The Japanese-American bond tightens

The American Thinker posted this piece today.

The north slope of Alaska is loaded with oil.  It’s all over the place.  Look at this map.  There are dozens of oil fields on the north slope.  Prudhoe Bay is just the most famous.

Just to the east of these fields on Alaska’s North Slope is the small part of the misnamed Arctic National Wildlife Refuge that President Trump got Congress  to open to development.  Alaskans have been trying to do this for thirty-five years.  Trump got it done in his first year in office.

If there’s not oil there in quantity I’ll eat my mukluks.  Leasing could begin as early as July.  The oil companies have been waiting for this for years.  They’re ready to get on with it.  But the north slope is a  tough place to do business, and this is going to take a while.  But before too long the Trans Alaska Pipeline will be filled with ANWR oil.

▶ [The tasks]:
A – In the post on Alaska's North Slope, how long have Alaskans been trying to open that part of the refuge to development?
B – Write out everything in the post on Alaska's North Slope from "The north slope of" down to "with ANWR oil.".

▶ [Data shown]:

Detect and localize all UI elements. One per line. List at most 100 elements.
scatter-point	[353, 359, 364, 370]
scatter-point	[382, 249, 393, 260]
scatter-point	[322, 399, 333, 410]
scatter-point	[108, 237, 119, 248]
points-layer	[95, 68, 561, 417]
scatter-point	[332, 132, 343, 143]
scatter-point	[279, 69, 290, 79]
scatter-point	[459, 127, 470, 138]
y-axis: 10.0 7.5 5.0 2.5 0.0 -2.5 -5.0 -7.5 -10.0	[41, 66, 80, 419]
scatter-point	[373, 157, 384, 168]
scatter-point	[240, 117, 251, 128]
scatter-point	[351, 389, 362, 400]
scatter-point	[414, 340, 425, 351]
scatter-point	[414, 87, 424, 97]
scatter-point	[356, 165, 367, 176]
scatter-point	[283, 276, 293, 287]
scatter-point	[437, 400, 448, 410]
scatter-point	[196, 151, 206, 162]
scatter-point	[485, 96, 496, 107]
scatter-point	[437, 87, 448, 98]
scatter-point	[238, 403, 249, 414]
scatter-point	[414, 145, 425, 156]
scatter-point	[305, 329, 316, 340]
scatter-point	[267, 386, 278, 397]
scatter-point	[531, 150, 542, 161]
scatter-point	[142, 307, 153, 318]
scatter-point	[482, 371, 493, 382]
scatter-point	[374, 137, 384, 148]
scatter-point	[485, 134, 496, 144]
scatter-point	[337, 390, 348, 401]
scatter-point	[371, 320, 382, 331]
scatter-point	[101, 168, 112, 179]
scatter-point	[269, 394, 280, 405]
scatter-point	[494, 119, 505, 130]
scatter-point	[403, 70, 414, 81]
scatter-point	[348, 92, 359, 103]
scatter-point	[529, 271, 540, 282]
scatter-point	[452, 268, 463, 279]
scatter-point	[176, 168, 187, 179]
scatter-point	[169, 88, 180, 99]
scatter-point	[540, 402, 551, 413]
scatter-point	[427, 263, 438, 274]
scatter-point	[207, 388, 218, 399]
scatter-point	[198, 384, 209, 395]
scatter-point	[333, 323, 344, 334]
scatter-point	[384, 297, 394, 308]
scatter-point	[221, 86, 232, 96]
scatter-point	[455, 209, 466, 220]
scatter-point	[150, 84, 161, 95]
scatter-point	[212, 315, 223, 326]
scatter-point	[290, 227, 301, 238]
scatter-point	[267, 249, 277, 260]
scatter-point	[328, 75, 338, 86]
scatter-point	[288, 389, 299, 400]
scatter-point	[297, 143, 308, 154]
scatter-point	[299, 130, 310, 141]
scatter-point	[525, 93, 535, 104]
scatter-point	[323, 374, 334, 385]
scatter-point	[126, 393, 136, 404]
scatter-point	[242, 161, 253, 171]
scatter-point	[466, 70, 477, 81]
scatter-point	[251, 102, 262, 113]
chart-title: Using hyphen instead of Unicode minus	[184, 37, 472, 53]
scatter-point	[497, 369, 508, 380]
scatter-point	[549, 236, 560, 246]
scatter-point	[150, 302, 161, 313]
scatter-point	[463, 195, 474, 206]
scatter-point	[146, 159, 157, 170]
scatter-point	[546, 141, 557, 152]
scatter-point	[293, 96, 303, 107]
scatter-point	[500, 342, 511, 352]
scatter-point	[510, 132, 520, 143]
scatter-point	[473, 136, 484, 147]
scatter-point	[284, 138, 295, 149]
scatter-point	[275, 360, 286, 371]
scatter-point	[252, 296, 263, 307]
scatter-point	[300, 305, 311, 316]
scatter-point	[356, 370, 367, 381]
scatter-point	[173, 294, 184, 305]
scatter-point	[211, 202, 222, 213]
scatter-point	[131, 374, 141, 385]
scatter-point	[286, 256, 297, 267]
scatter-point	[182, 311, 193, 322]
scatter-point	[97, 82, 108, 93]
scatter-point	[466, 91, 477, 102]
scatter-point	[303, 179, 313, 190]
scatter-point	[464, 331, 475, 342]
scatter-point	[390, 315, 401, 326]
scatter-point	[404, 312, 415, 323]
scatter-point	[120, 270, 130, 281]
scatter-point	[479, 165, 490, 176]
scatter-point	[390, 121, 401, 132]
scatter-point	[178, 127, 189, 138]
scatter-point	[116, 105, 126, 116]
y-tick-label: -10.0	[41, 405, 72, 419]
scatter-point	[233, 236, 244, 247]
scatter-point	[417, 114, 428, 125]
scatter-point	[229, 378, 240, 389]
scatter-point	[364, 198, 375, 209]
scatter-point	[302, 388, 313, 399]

▶ [Answers for the tasks]:
A – Thirty-five years.

B –
The north slope of Alaska is loaded with oil.  It’s all over the place.  Look at this map.  There are dozens of oil fields on the north slope.  Prudhoe Bay is just the most famous.

Just to the east of these fields on Alaska’s North Slope is the small part of the misnamed Arctic National Wildlife Refuge that President Trump got Congress  to open to development.  Alaskans have been trying to do this for thirty-five years.  Trump got it done in his first year in office.

If there’s not oil there in quantity I’ll eat my mukluks.  Leasing could begin as early as July.  The oil companies have been waiting for this for years.  They’re ready to get on with it.  But the north slope is a  tough place to do business, and this is going to take a while.  But before too long the Trans Alaska Pipeline will be filled with ANWR oil.